** Opening Supplied material block **

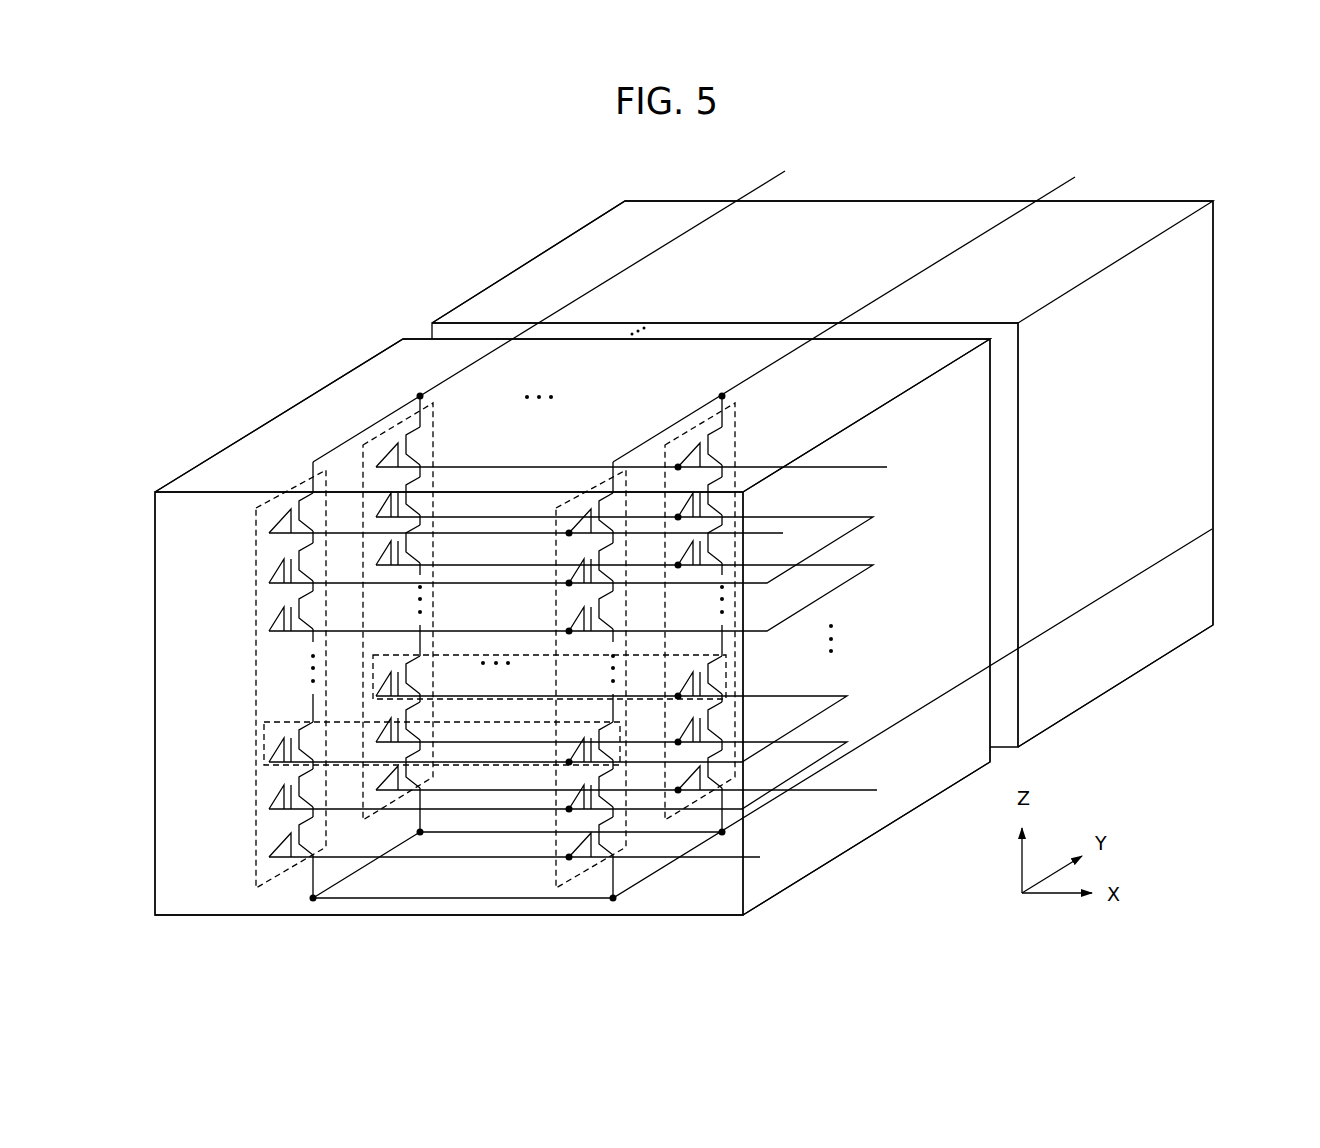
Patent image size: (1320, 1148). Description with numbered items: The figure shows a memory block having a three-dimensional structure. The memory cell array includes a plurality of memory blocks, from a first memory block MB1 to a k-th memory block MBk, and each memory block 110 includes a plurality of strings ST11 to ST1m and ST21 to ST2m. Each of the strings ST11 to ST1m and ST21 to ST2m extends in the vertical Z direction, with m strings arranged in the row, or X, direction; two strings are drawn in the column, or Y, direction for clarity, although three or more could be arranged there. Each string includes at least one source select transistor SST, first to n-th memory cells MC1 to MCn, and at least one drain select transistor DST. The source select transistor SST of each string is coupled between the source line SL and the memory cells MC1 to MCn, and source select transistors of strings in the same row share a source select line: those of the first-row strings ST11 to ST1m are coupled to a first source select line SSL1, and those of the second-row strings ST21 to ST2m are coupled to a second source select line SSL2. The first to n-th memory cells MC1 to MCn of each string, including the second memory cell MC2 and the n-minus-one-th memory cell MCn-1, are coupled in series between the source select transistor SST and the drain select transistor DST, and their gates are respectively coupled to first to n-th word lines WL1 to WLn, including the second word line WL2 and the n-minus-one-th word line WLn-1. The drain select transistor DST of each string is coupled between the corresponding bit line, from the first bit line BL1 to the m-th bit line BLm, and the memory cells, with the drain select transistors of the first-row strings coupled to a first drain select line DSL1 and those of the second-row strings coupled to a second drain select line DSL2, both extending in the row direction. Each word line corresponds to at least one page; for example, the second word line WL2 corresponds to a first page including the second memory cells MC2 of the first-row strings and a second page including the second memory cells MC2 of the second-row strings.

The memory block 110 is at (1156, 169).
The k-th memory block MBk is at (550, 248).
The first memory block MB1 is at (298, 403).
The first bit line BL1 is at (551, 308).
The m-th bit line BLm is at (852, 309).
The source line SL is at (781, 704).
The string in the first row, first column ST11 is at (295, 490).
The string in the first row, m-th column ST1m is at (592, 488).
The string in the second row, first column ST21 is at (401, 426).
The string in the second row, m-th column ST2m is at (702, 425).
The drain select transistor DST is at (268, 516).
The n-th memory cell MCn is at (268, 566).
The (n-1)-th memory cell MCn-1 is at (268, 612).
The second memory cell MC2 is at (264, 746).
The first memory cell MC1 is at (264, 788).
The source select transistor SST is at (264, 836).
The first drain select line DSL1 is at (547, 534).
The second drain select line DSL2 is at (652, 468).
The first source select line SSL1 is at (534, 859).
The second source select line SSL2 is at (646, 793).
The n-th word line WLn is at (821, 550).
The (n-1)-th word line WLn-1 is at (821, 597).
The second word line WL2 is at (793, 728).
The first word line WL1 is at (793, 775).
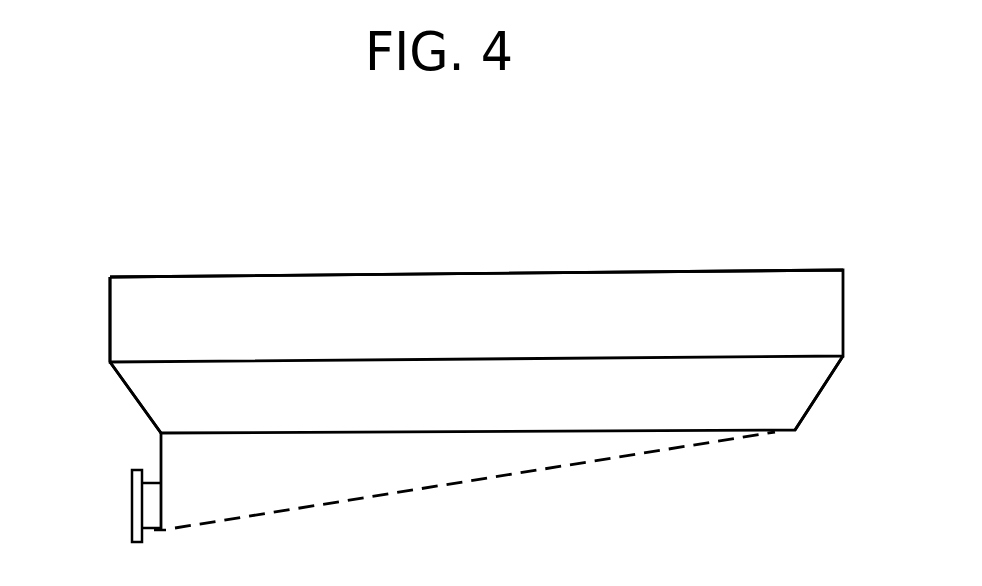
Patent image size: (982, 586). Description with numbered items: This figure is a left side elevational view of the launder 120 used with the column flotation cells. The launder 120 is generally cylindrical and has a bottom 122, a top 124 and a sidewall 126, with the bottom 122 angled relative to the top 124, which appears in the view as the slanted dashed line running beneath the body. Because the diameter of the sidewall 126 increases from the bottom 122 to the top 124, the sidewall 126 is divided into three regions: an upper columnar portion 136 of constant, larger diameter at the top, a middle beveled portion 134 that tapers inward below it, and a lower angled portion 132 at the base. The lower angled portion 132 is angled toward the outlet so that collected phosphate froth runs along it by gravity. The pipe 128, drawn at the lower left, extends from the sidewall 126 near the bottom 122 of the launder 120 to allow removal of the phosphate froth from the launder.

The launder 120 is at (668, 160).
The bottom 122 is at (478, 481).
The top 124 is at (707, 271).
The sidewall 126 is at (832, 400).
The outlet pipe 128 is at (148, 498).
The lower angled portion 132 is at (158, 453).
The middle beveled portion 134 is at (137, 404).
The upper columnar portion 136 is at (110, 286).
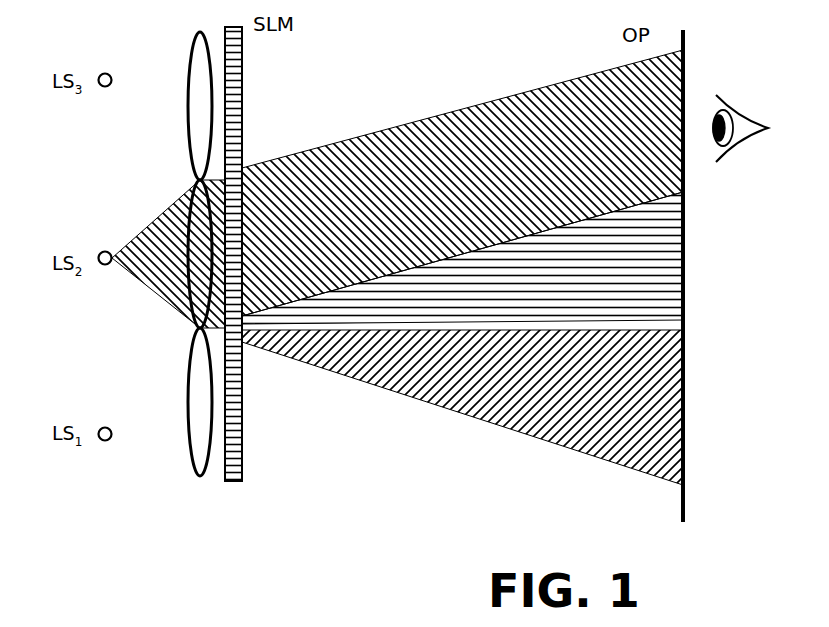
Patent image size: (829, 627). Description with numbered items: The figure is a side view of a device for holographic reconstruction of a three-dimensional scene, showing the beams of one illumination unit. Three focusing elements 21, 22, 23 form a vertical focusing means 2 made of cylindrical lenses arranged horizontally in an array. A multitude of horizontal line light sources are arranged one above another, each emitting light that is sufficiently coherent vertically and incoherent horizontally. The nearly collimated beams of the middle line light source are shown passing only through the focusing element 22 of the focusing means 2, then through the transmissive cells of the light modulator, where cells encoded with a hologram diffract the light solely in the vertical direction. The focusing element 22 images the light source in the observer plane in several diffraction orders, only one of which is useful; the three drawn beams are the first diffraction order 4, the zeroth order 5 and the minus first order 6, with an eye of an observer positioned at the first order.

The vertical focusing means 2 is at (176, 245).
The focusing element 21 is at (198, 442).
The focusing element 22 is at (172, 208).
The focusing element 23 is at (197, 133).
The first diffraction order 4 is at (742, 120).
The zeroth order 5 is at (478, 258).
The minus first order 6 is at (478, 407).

** Closing Supplied material block **

** Your goal **
Leave out the pictures and give the listing above again exactly.

** Result of the exercise **
Patent image size: (1320, 1148). Description with numbered items: The figure shows a memory block having a three-dimensional structure. The memory cell array includes a plurality of memory blocks, from a first memory block MB1 to a k-th memory block MBk, and each memory block 110 includes a plurality of strings ST11 to ST1m and ST21 to ST2m. Each of the strings ST11 to ST1m and ST21 to ST2m extends in the vertical Z direction, with m strings arranged in the row, or X, direction; two strings are drawn in the column, or Y, direction for clarity, although three or more could be arranged there. Each string includes at least one source select transistor SST, first to n-th memory cells MC1 to MCn, and at least one drain select transistor DST. The source select transistor SST of each string is coupled between the source line SL and the memory cells MC1 to MCn, and source select transistors of strings in the same row share a source select line: those of the first-row strings ST11 to ST1m are coupled to a first source select line SSL1, and those of the second-row strings ST21 to ST2m are coupled to a second source select line SSL2. The first to n-th memory cells MC1 to MCn of each string, including the second memory cell MC2 and the n-minus-one-th memory cell MCn-1, are coupled in series between the source select transistor SST and the drain select transistor DST, and their gates are respectively coupled to first to n-th word lines WL1 to WLn, including the second word line WL2 and the n-minus-one-th word line WLn-1. The drain select transistor DST of each string is coupled between the corresponding bit line, from the first bit line BL1 to the m-th bit line BLm, and the memory cells, with the drain select transistors of the first-row strings coupled to a first drain select line DSL1 and those of the second-row strings coupled to a second drain select line DSL2, both extending in the row direction. Each word line corresponds to at least one page; for example, the second word line WL2 corresponds to a first page including the second memory cells MC2 of the first-row strings and a second page including the second memory cells MC2 of the second-row strings.

The memory block 110 is at (1156, 169).
The k-th memory block MBk is at (550, 248).
The first memory block MB1 is at (298, 403).
The first bit line BL1 is at (551, 308).
The m-th bit line BLm is at (852, 309).
The source line SL is at (781, 704).
The string in the first row, first column ST11 is at (295, 490).
The string in the first row, m-th column ST1m is at (592, 488).
The string in the second row, first column ST21 is at (401, 426).
The string in the second row, m-th column ST2m is at (702, 425).
The drain select transistor DST is at (268, 516).
The n-th memory cell MCn is at (268, 566).
The (n-1)-th memory cell MCn-1 is at (268, 612).
The second memory cell MC2 is at (264, 746).
The first memory cell MC1 is at (264, 788).
The source select transistor SST is at (264, 836).
The first drain select line DSL1 is at (547, 534).
The second drain select line DSL2 is at (652, 468).
The first source select line SSL1 is at (534, 859).
The second source select line SSL2 is at (646, 793).
The n-th word line WLn is at (821, 550).
The (n-1)-th word line WLn-1 is at (821, 597).
The second word line WL2 is at (793, 728).
The first word line WL1 is at (793, 775).
Patent image size: (982, 586). Description with numbered items: This figure is a left side elevational view of the launder 120 used with the column flotation cells. The launder 120 is generally cylindrical and has a bottom 122, a top 124 and a sidewall 126, with the bottom 122 angled relative to the top 124, which appears in the view as the slanted dashed line running beneath the body. Because the diameter of the sidewall 126 increases from the bottom 122 to the top 124, the sidewall 126 is divided into three regions: an upper columnar portion 136 of constant, larger diameter at the top, a middle beveled portion 134 that tapers inward below it, and a lower angled portion 132 at the base. The lower angled portion 132 is angled toward the outlet so that collected phosphate froth runs along it by gravity. The pipe 128, drawn at the lower left, extends from the sidewall 126 near the bottom 122 of the launder 120 to allow removal of the phosphate froth from the launder.

The launder 120 is at (668, 160).
The bottom 122 is at (478, 481).
The top 124 is at (707, 271).
The sidewall 126 is at (832, 400).
The outlet pipe 128 is at (148, 498).
The lower angled portion 132 is at (158, 453).
The middle beveled portion 134 is at (137, 404).
The upper columnar portion 136 is at (110, 286).
Patent image size: (829, 627). Description with numbered items: The figure is a side view of a device for holographic reconstruction of a three-dimensional scene, showing the beams of one illumination unit. Three focusing elements 21, 22, 23 form a vertical focusing means 2 made of cylindrical lenses arranged horizontally in an array. A multitude of horizontal line light sources are arranged one above another, each emitting light that is sufficiently coherent vertically and incoherent horizontally. The nearly collimated beams of the middle line light source are shown passing only through the focusing element 22 of the focusing means 2, then through the transmissive cells of the light modulator, where cells encoded with a hologram diffract the light solely in the vertical direction. The focusing element 22 images the light source in the observer plane in several diffraction orders, only one of which is useful; the three drawn beams are the first diffraction order 4, the zeroth order 5 and the minus first order 6, with an eye of an observer positioned at the first order.

The vertical focusing means 2 is at (176, 245).
The focusing element 21 is at (198, 442).
The focusing element 22 is at (172, 208).
The focusing element 23 is at (197, 133).
The first diffraction order 4 is at (742, 120).
The zeroth order 5 is at (478, 258).
The minus first order 6 is at (478, 407).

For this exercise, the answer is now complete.